***** DATASET EXCERPTS *****

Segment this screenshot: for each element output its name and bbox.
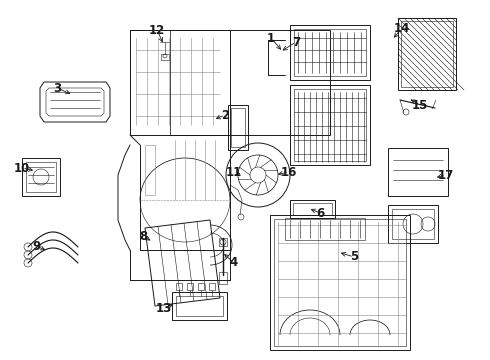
Bar bbox=[285, 218, 365, 240]
Text: 12: 12 bbox=[149, 23, 165, 36]
Bar bbox=[22, 158, 60, 196]
Text: 6: 6 bbox=[316, 207, 324, 220]
Text: 15: 15 bbox=[412, 99, 428, 112]
Text: 5: 5 bbox=[350, 251, 358, 264]
Text: 16: 16 bbox=[281, 166, 297, 179]
Text: 11: 11 bbox=[226, 166, 242, 179]
Bar bbox=[388, 205, 438, 243]
Text: 8: 8 bbox=[139, 230, 147, 243]
Bar bbox=[209, 283, 215, 290]
Bar bbox=[176, 283, 182, 290]
Text: 9: 9 bbox=[32, 239, 40, 252]
Bar bbox=[219, 238, 227, 246]
Bar bbox=[392, 209, 434, 239]
Bar bbox=[130, 30, 330, 135]
Bar bbox=[172, 292, 227, 320]
Bar bbox=[290, 200, 335, 218]
Text: 10: 10 bbox=[14, 162, 30, 175]
Bar bbox=[290, 25, 370, 80]
Text: 13: 13 bbox=[156, 302, 172, 315]
Bar bbox=[398, 18, 456, 90]
Bar bbox=[290, 85, 370, 165]
Text: 3: 3 bbox=[53, 81, 61, 95]
Bar bbox=[198, 283, 204, 290]
Bar bbox=[293, 203, 332, 215]
Text: 17: 17 bbox=[438, 168, 454, 181]
Bar bbox=[231, 108, 245, 147]
Bar bbox=[388, 148, 448, 196]
Bar bbox=[270, 215, 410, 350]
Bar bbox=[228, 105, 248, 150]
Bar bbox=[294, 29, 366, 76]
Text: 7: 7 bbox=[292, 36, 300, 49]
Text: 2: 2 bbox=[221, 108, 229, 122]
Bar bbox=[187, 283, 193, 290]
Bar bbox=[274, 219, 406, 346]
Text: 14: 14 bbox=[394, 22, 410, 35]
Bar bbox=[401, 21, 453, 87]
Bar bbox=[176, 296, 223, 316]
Bar bbox=[294, 89, 366, 161]
Bar bbox=[219, 272, 227, 284]
Text: 4: 4 bbox=[230, 256, 238, 270]
Text: 1: 1 bbox=[267, 32, 275, 45]
Bar bbox=[26, 162, 56, 192]
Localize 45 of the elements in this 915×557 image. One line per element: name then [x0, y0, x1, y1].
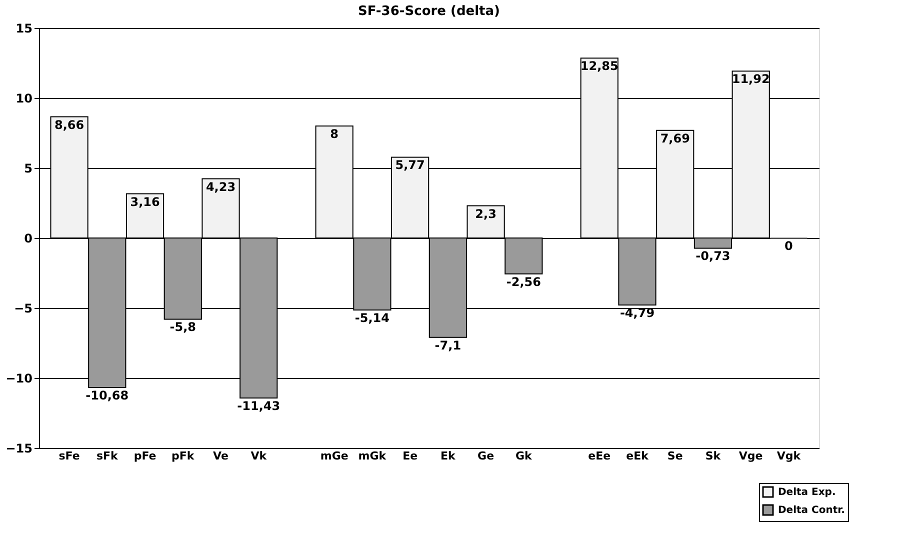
data-label: -5,14	[354, 310, 390, 325]
x-tick-label: Ve	[213, 450, 228, 462]
data-label: -7,1	[434, 338, 462, 352]
x-tick-label: Vk	[250, 450, 268, 462]
data-label: -5,8	[170, 320, 196, 334]
x-tick-label: mGk	[358, 450, 387, 462]
x-tick-label: eEk	[626, 450, 650, 462]
data-label: 11,92	[732, 72, 770, 86]
y-tick-label: 10	[16, 92, 32, 106]
x-tick-label: Ee	[402, 450, 418, 462]
y-tick-label: 5	[24, 162, 32, 176]
data-label: -11,43	[237, 399, 280, 414]
y-tick-label: −5	[14, 302, 32, 316]
data-label: 8,66	[54, 118, 84, 132]
data-label: 4,23	[206, 180, 236, 194]
data-label: -2,56	[506, 274, 541, 289]
y-tick-label: −15	[6, 442, 32, 456]
x-tick-label: Sk	[705, 450, 722, 462]
y-tick-label: 0	[24, 232, 32, 246]
data-label: -0,73	[696, 249, 730, 264]
legend-label: Delta Exp.	[778, 487, 836, 498]
x-tick-label: Se	[667, 450, 683, 462]
data-label: 3,16	[130, 194, 160, 209]
x-tick-label: Ek	[440, 450, 456, 462]
x-tick-label: sFe	[58, 450, 80, 462]
x-tick-label: mGe	[320, 450, 348, 462]
legend-label: Delta Contr.	[778, 505, 845, 516]
data-label: -10,68	[86, 388, 129, 403]
x-tick-label: pFe	[134, 450, 156, 462]
data-label: 12,85	[580, 59, 618, 74]
data-label: 7,69	[660, 131, 690, 146]
y-tick-label: 15	[16, 22, 32, 36]
x-tick-label: Gk	[515, 450, 533, 462]
x-tick-label: Ge	[478, 450, 494, 462]
data-label: 0	[784, 239, 793, 253]
x-tick-label: sFk	[96, 450, 119, 462]
x-tick-label: Vgk	[776, 450, 802, 462]
x-tick-label: pFk	[172, 450, 195, 462]
chart-title: SF-36-Score (delta)	[358, 4, 500, 19]
x-tick-label: eEe	[588, 450, 611, 462]
data-label: 8	[330, 127, 339, 141]
data-label: 2,3	[475, 206, 496, 221]
data-label: 5,77	[395, 158, 425, 172]
y-tick-label: −10	[6, 372, 32, 386]
x-tick-label: Vge	[738, 450, 763, 462]
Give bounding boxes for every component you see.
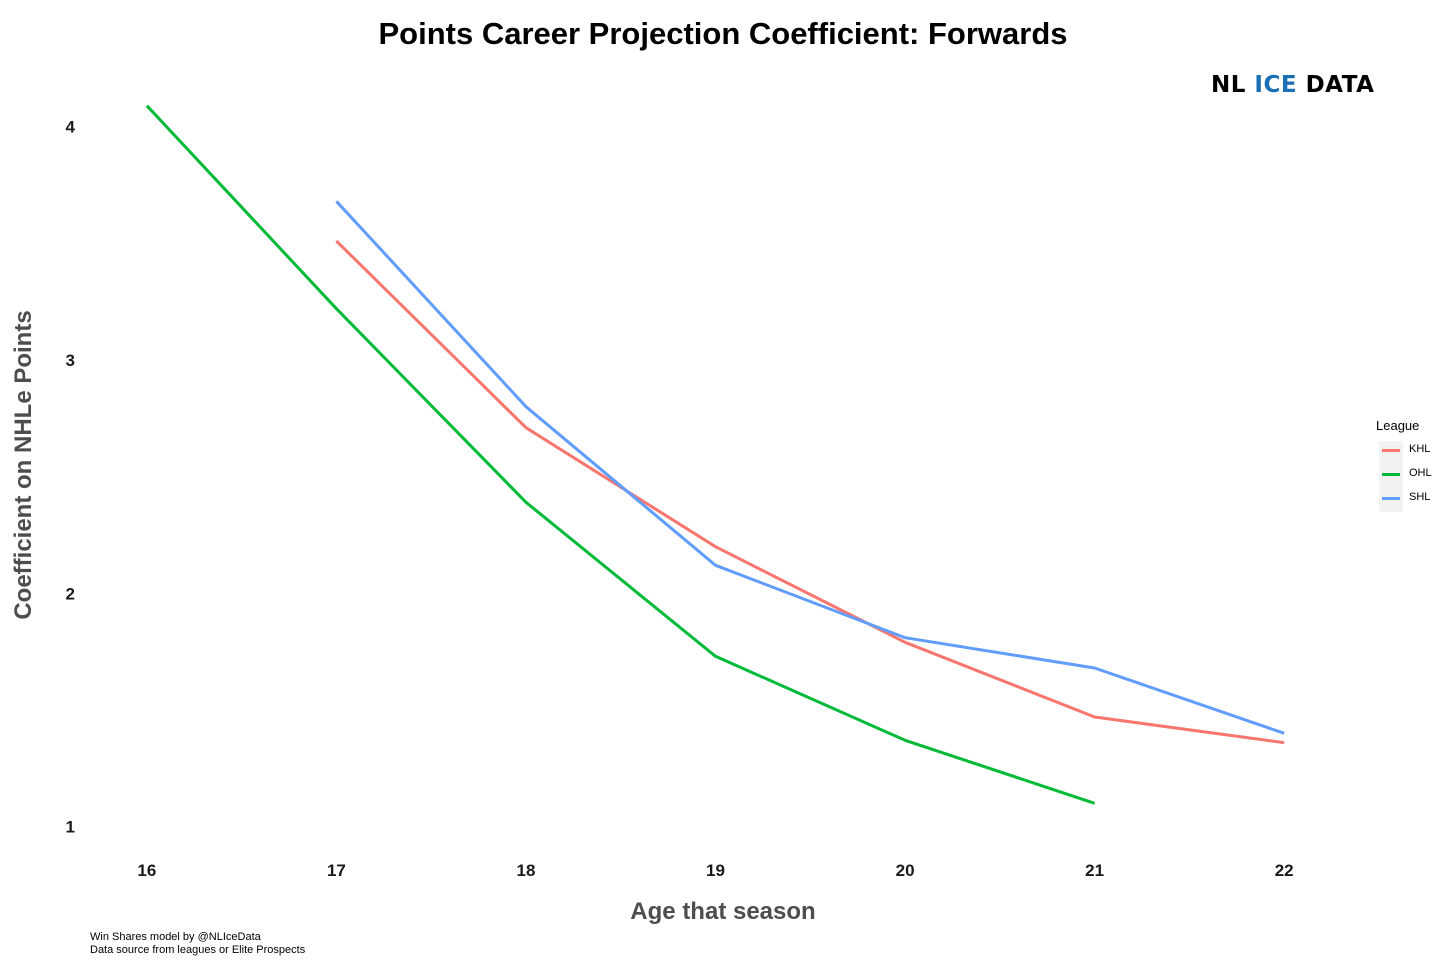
- y-axis-ticks: 1 2 3 4: [66, 118, 76, 837]
- y-tick-label-3: 3: [66, 351, 75, 370]
- x-tick-label-22: 22: [1275, 861, 1294, 880]
- x-axis-ticks: 16 17 18 19 20 21 22: [137, 861, 1293, 880]
- x-tick-label-16: 16: [137, 861, 156, 880]
- x-axis-label: Age that season: [630, 898, 816, 925]
- logo-part-data: DATA: [1297, 72, 1375, 98]
- x-tick-label-17: 17: [327, 861, 346, 880]
- legend-item-ohl: OHL: [1376, 463, 1432, 487]
- legend-title: League: [1376, 418, 1420, 433]
- legend-item-khl: KHL: [1376, 439, 1430, 463]
- y-axis-label: Coefficient on NHLe Points: [10, 310, 37, 620]
- legend-label-khl: KHL: [1409, 443, 1431, 455]
- x-tick-label-18: 18: [517, 861, 536, 880]
- x-tick-label-19: 19: [706, 861, 725, 880]
- x-tick-label-20: 20: [896, 861, 915, 880]
- y-tick-label-1: 1: [66, 818, 75, 837]
- legend-line-khl: [1382, 449, 1400, 452]
- legend-label-shl: SHL: [1409, 491, 1431, 503]
- x-tick-label-21: 21: [1085, 861, 1104, 880]
- legend: League KHL OHL SHL: [1376, 418, 1432, 512]
- legend-key-background: [1379, 441, 1403, 512]
- series-lines: [145, 104, 1285, 805]
- caption: Win Shares model by @NLIceData Data sour…: [90, 931, 305, 957]
- logo-part-ice: ICE: [1254, 72, 1298, 98]
- legend-label-ohl: OHL: [1409, 467, 1432, 479]
- series-line-ohl: [145, 104, 1096, 805]
- series-line-shl: [335, 200, 1285, 735]
- y-tick-label-2: 2: [66, 584, 75, 603]
- legend-line-shl: [1382, 497, 1400, 500]
- series-line-khl: [335, 239, 1285, 745]
- caption-line-1: Win Shares model by @NLIceData: [90, 931, 261, 943]
- y-tick-label-4: 4: [66, 118, 76, 137]
- caption-line-2: Data source from leagues or Elite Prospe…: [90, 944, 306, 956]
- legend-item-shl: SHL: [1376, 487, 1430, 511]
- chart-title: Points Career Projection Coefficient: Fo…: [378, 16, 1068, 51]
- nl-ice-data-logo: NL ICE DATA: [1211, 72, 1374, 98]
- logo-part-nl: NL: [1211, 72, 1255, 98]
- legend-line-ohl: [1382, 473, 1400, 476]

*****

**TASK REQUIREMENTS:** Reproduce every one of the records above verbatim, line for line, omitting the pictures from your answer.

**OUTPUT BELOW:**
Segment this screenshot: for each element output its name and bbox.
Bar bbox=[285, 218, 365, 240]
Text: 12: 12 bbox=[149, 23, 165, 36]
Bar bbox=[22, 158, 60, 196]
Text: 6: 6 bbox=[316, 207, 324, 220]
Text: 15: 15 bbox=[412, 99, 428, 112]
Text: 5: 5 bbox=[350, 251, 358, 264]
Text: 16: 16 bbox=[281, 166, 297, 179]
Text: 11: 11 bbox=[226, 166, 242, 179]
Bar bbox=[388, 205, 438, 243]
Text: 8: 8 bbox=[139, 230, 147, 243]
Bar bbox=[209, 283, 215, 290]
Bar bbox=[176, 283, 182, 290]
Text: 9: 9 bbox=[32, 239, 40, 252]
Bar bbox=[219, 238, 227, 246]
Bar bbox=[392, 209, 434, 239]
Bar bbox=[130, 30, 330, 135]
Bar bbox=[172, 292, 227, 320]
Bar bbox=[290, 200, 335, 218]
Text: 10: 10 bbox=[14, 162, 30, 175]
Bar bbox=[290, 25, 370, 80]
Text: 13: 13 bbox=[156, 302, 172, 315]
Bar bbox=[398, 18, 456, 90]
Bar bbox=[290, 85, 370, 165]
Text: 3: 3 bbox=[53, 81, 61, 95]
Bar bbox=[198, 283, 204, 290]
Bar bbox=[293, 203, 332, 215]
Text: 17: 17 bbox=[438, 168, 454, 181]
Bar bbox=[231, 108, 245, 147]
Bar bbox=[388, 148, 448, 196]
Bar bbox=[270, 215, 410, 350]
Bar bbox=[228, 105, 248, 150]
Bar bbox=[294, 29, 366, 76]
Text: 7: 7 bbox=[292, 36, 300, 49]
Text: 2: 2 bbox=[221, 108, 229, 122]
Bar bbox=[187, 283, 193, 290]
Bar bbox=[274, 219, 406, 346]
Text: 14: 14 bbox=[394, 22, 410, 35]
Bar bbox=[401, 21, 453, 87]
Bar bbox=[176, 296, 223, 316]
Bar bbox=[294, 89, 366, 161]
Bar bbox=[219, 272, 227, 284]
Text: 4: 4 bbox=[230, 256, 238, 270]
Text: 1: 1 bbox=[267, 32, 275, 45]
Bar bbox=[26, 162, 56, 192]
Localize 45 of the elements in this 915×557 image. One line per element: name then [x0, y0, x1, y1].
data-label: -5,14	[354, 310, 390, 325]
x-tick-label: Ve	[213, 450, 228, 462]
data-label: -7,1	[434, 338, 462, 352]
x-tick-label: Vk	[250, 450, 268, 462]
data-label: -5,8	[170, 320, 196, 334]
x-tick-label: mGk	[358, 450, 387, 462]
x-tick-label: eEk	[626, 450, 650, 462]
data-label: 11,92	[732, 72, 770, 86]
y-tick-label: 10	[16, 92, 32, 106]
x-tick-label: Ee	[402, 450, 418, 462]
y-tick-label: 5	[24, 162, 32, 176]
data-label: -11,43	[237, 399, 280, 414]
y-tick-label: −5	[14, 302, 32, 316]
data-label: 8,66	[54, 118, 84, 132]
data-label: 4,23	[206, 180, 236, 194]
data-label: -2,56	[506, 274, 541, 289]
y-tick-label: −15	[6, 442, 32, 456]
x-tick-label: Sk	[705, 450, 722, 462]
y-tick-label: 0	[24, 232, 32, 246]
data-label: -0,73	[696, 249, 730, 264]
legend-label: Delta Exp.	[778, 487, 836, 498]
x-tick-label: Se	[667, 450, 683, 462]
data-label: 3,16	[130, 194, 160, 209]
x-tick-label: Ek	[440, 450, 456, 462]
x-tick-label: sFe	[58, 450, 80, 462]
x-tick-label: mGe	[320, 450, 348, 462]
legend-label: Delta Contr.	[778, 505, 845, 516]
data-label: -10,68	[86, 388, 129, 403]
x-tick-label: pFe	[134, 450, 156, 462]
data-label: 12,85	[580, 59, 618, 74]
data-label: 7,69	[660, 131, 690, 146]
y-tick-label: 15	[16, 22, 32, 36]
x-tick-label: Gk	[515, 450, 533, 462]
x-tick-label: Ge	[478, 450, 494, 462]
data-label: 0	[784, 239, 793, 253]
x-tick-label: sFk	[96, 450, 119, 462]
x-tick-label: Vgk	[776, 450, 802, 462]
x-tick-label: pFk	[172, 450, 195, 462]
chart-title: SF-36-Score (delta)	[358, 4, 500, 19]
x-tick-label: eEe	[588, 450, 611, 462]
data-label: 8	[330, 127, 339, 141]
data-label: 2,3	[475, 206, 496, 221]
data-label: 5,77	[395, 158, 425, 172]
y-tick-label: −10	[6, 372, 32, 386]
x-tick-label: Vge	[738, 450, 763, 462]
Give bounding boxes for every component you see.
- y-axis-ticks: 1 2 3 4: [66, 118, 76, 837]
- y-tick-label-3: 3: [66, 351, 75, 370]
- x-tick-label-22: 22: [1275, 861, 1294, 880]
- x-axis-ticks: 16 17 18 19 20 21 22: [137, 861, 1293, 880]
- x-tick-label-16: 16: [137, 861, 156, 880]
- x-axis-label: Age that season: [630, 898, 816, 925]
- logo-part-data: DATA: [1297, 72, 1375, 98]
- x-tick-label-17: 17: [327, 861, 346, 880]
- legend-item-ohl: OHL: [1376, 463, 1432, 487]
- legend-title: League: [1376, 418, 1420, 433]
- legend-item-khl: KHL: [1376, 439, 1430, 463]
- y-axis-label: Coefficient on NHLe Points: [10, 310, 37, 620]
- legend-label-khl: KHL: [1409, 443, 1431, 455]
- x-tick-label-18: 18: [517, 861, 536, 880]
- x-tick-label-19: 19: [706, 861, 725, 880]
- x-tick-label-20: 20: [896, 861, 915, 880]
- y-tick-label-1: 1: [66, 818, 75, 837]
- legend-line-khl: [1382, 449, 1400, 452]
- legend-label-shl: SHL: [1409, 491, 1431, 503]
- x-tick-label-21: 21: [1085, 861, 1104, 880]
- legend: League KHL OHL SHL: [1376, 418, 1432, 512]
- legend-key-background: [1379, 441, 1403, 512]
- series-lines: [145, 104, 1285, 805]
- caption: Win Shares model by @NLIceData Data sour…: [90, 931, 305, 957]
- logo-part-ice: ICE: [1254, 72, 1298, 98]
- legend-label-ohl: OHL: [1409, 467, 1432, 479]
- series-line-ohl: [145, 104, 1096, 805]
- series-line-shl: [335, 200, 1285, 735]
- y-tick-label-2: 2: [66, 584, 75, 603]
- legend-line-shl: [1382, 497, 1400, 500]
- series-line-khl: [335, 239, 1285, 745]
- caption-line-1: Win Shares model by @NLIceData: [90, 931, 261, 943]
- y-tick-label-4: 4: [66, 118, 76, 137]
- caption-line-2: Data source from leagues or Elite Prospe…: [90, 944, 306, 956]
- legend-item-shl: SHL: [1376, 487, 1430, 511]
- chart-title: Points Career Projection Coefficient: Fo…: [378, 16, 1068, 51]
- nl-ice-data-logo: NL ICE DATA: [1211, 72, 1374, 98]
- logo-part-nl: NL: [1211, 72, 1255, 98]
- legend-line-ohl: [1382, 473, 1400, 476]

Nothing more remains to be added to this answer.